> [SHORT PROBLEM]: Your task is to copy the material exactly.

> [SUPPLIED ENTRIES]:
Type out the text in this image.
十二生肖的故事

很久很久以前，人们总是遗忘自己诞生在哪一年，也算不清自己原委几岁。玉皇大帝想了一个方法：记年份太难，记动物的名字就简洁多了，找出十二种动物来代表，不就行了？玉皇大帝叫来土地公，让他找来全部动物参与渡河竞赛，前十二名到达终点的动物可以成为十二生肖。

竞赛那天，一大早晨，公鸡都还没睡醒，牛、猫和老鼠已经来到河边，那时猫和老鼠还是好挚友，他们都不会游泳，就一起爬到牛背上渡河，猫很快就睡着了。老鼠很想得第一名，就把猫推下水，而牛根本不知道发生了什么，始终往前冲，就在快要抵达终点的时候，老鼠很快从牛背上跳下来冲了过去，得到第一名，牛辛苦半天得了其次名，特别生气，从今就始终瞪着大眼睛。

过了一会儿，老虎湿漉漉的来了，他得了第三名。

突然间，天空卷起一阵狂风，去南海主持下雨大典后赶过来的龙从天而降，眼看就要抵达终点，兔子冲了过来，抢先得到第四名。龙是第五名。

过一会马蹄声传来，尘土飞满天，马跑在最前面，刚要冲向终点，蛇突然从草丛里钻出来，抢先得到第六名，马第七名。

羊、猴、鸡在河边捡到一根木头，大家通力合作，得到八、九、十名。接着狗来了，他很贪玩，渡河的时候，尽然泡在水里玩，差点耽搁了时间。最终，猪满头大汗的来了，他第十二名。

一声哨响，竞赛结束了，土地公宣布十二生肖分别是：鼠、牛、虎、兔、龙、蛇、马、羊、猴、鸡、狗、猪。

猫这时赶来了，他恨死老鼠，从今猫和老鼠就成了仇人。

> [OUTPUT FOR THIS EXERCISE]:
Type out the text in this image.
十二生肖的故事

很久很久以前，人们总是遗忘自己诞生在哪一年，也算不清自己原委几岁。玉皇大帝想了一个方法：记年份太难，记动物的名字就简洁多了，找出十二种动物来代表，不就行了？玉皇大帝叫来土地公，让他找来全部动物参与渡河竞赛，前十二名到达终点的动物可以成为十二生肖。

竞赛那天，一大早晨，公鸡都还没睡醒，牛、猫和老鼠已经来到河边，那时猫和老鼠还是好挚友，他们都不会游泳，就一起爬到牛背上渡河，猫很快就睡着了。老鼠很想得第一名，就把猫推下水，而牛根本不知道发生了什么，始终往前冲，就在快要抵达终点的时候，老鼠很快从牛背上跳下来冲了过去，得到第一名，牛辛苦半天得了其次名，特别生气，从今就始终瞪着大眼睛。

过了一会儿，老虎湿漉漉的来了，他得了第三名。

突然间，天空卷起一阵狂风，去南海主持下雨大典后赶过来的龙从天而降，眼看就要抵达终点，兔子冲了过来，抢先得到第四名。龙是第五名。

过一会马蹄声传来，尘土飞满天，马跑在最前面，刚要冲向终点，蛇突然从草丛里钻出来，抢先得到第六名，马第七名。

羊、猴、鸡在河边捡到一根木头，大家通力合作，得到八、九、十名。接着狗来了，他很贪玩，渡河的时候，尽然泡在水里玩，差点耽搁了时间。最终，猪满头大汗的来了，他第十二名。

一声哨响，竞赛结束了，土地公宣布十二生肖分别是：鼠、牛、虎、兔、龙、蛇、马、羊、猴、鸡、狗、猪。

猫这时赶来了，他恨死老鼠，从今猫和老鼠就成了仇人。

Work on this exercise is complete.